Read the data and repeat it in full, exactly.
===============
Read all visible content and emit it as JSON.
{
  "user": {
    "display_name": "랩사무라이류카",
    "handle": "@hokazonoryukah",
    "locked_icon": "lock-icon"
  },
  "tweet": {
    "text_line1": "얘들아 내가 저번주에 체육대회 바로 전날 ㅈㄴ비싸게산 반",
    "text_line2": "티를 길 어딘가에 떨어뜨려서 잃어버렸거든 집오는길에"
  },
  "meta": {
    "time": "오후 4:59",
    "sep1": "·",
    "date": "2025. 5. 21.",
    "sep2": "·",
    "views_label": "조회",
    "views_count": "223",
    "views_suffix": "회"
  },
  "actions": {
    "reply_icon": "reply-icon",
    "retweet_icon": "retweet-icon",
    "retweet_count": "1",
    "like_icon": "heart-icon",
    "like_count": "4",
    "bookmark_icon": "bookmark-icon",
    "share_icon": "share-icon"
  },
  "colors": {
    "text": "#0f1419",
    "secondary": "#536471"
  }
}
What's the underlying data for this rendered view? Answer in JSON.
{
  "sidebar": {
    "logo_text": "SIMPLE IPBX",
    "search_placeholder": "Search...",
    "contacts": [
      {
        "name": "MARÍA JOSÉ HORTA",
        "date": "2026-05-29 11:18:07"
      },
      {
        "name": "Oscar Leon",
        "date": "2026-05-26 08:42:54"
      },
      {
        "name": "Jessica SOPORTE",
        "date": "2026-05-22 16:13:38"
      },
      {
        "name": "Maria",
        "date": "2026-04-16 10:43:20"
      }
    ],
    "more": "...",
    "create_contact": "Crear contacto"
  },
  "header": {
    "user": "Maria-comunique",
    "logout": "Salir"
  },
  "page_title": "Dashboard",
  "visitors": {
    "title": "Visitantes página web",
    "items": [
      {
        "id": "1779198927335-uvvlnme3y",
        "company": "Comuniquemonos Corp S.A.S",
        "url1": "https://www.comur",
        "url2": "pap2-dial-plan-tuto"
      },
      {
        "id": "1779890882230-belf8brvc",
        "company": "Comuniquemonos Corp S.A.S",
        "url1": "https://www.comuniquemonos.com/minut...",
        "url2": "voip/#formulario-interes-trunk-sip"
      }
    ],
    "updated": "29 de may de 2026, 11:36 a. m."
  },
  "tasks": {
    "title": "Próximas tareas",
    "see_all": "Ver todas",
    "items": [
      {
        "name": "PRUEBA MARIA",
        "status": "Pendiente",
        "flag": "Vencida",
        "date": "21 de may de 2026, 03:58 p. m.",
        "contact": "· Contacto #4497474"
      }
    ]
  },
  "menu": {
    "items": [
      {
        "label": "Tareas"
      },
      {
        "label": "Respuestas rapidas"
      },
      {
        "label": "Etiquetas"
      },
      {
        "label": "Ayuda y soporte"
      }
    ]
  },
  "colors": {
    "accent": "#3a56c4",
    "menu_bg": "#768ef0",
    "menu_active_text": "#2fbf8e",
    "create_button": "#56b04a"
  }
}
===============
*EXERCISE OUTPUT:*
Read all visible content and emit it as JSON.
{
  "user": {
    "display_name": "랩사무라이류카",
    "handle": "@hokazonoryukah",
    "locked_icon": "lock-icon"
  },
  "tweet": {
    "text_line1": "얘들아 내가 저번주에 체육대회 바로 전날 ㅈㄴ비싸게산 반",
    "text_line2": "티를 길 어딘가에 떨어뜨려서 잃어버렸거든 집오는길에"
  },
  "meta": {
    "time": "오후 4:59",
    "sep1": "·",
    "date": "2025. 5. 21.",
    "sep2": "·",
    "views_label": "조회",
    "views_count": "223",
    "views_suffix": "회"
  },
  "actions": {
    "reply_icon": "reply-icon",
    "retweet_icon": "retweet-icon",
    "retweet_count": "1",
    "like_icon": "heart-icon",
    "like_count": "4",
    "bookmark_icon": "bookmark-icon",
    "share_icon": "share-icon"
  },
  "colors": {
    "text": "#0f1419",
    "secondary": "#536471"
  }
}
What's the underlying data for this rendered view? Answer in JSON.
{
  "sidebar": {
    "logo_text": "SIMPLE IPBX",
    "search_placeholder": "Search...",
    "contacts": [
      {
        "name": "MARÍA JOSÉ HORTA",
        "date": "2026-05-29 11:18:07"
      },
      {
        "name": "Oscar Leon",
        "date": "2026-05-26 08:42:54"
      },
      {
        "name": "Jessica SOPORTE",
        "date": "2026-05-22 16:13:38"
      },
      {
        "name": "Maria",
        "date": "2026-04-16 10:43:20"
      }
    ],
    "more": "...",
    "create_contact": "Crear contacto"
  },
  "header": {
    "user": "Maria-comunique",
    "logout": "Salir"
  },
  "page_title": "Dashboard",
  "visitors": {
    "title": "Visitantes página web",
    "items": [
      {
        "id": "1779198927335-uvvlnme3y",
        "company": "Comuniquemonos Corp S.A.S",
        "url1": "https://www.comur",
        "url2": "pap2-dial-plan-tuto"
      },
      {
        "id": "1779890882230-belf8brvc",
        "company": "Comuniquemonos Corp S.A.S",
        "url1": "https://www.comuniquemonos.com/minut...",
        "url2": "voip/#formulario-interes-trunk-sip"
      }
    ],
    "updated": "29 de may de 2026, 11:36 a. m."
  },
  "tasks": {
    "title": "Próximas tareas",
    "see_all": "Ver todas",
    "items": [
      {
        "name": "PRUEBA MARIA",
        "status": "Pendiente",
        "flag": "Vencida",
        "date": "21 de may de 2026, 03:58 p. m.",
        "contact": "· Contacto #4497474"
      }
    ]
  },
  "menu": {
    "items": [
      {
        "label": "Tareas"
      },
      {
        "label": "Respuestas rapidas"
      },
      {
        "label": "Etiquetas"
      },
      {
        "label": "Ayuda y soporte"
      }
    ]
  },
  "colors": {
    "accent": "#3a56c4",
    "menu_bg": "#768ef0",
    "menu_active_text": "#2fbf8e",
    "create_button": "#56b04a"
  }
}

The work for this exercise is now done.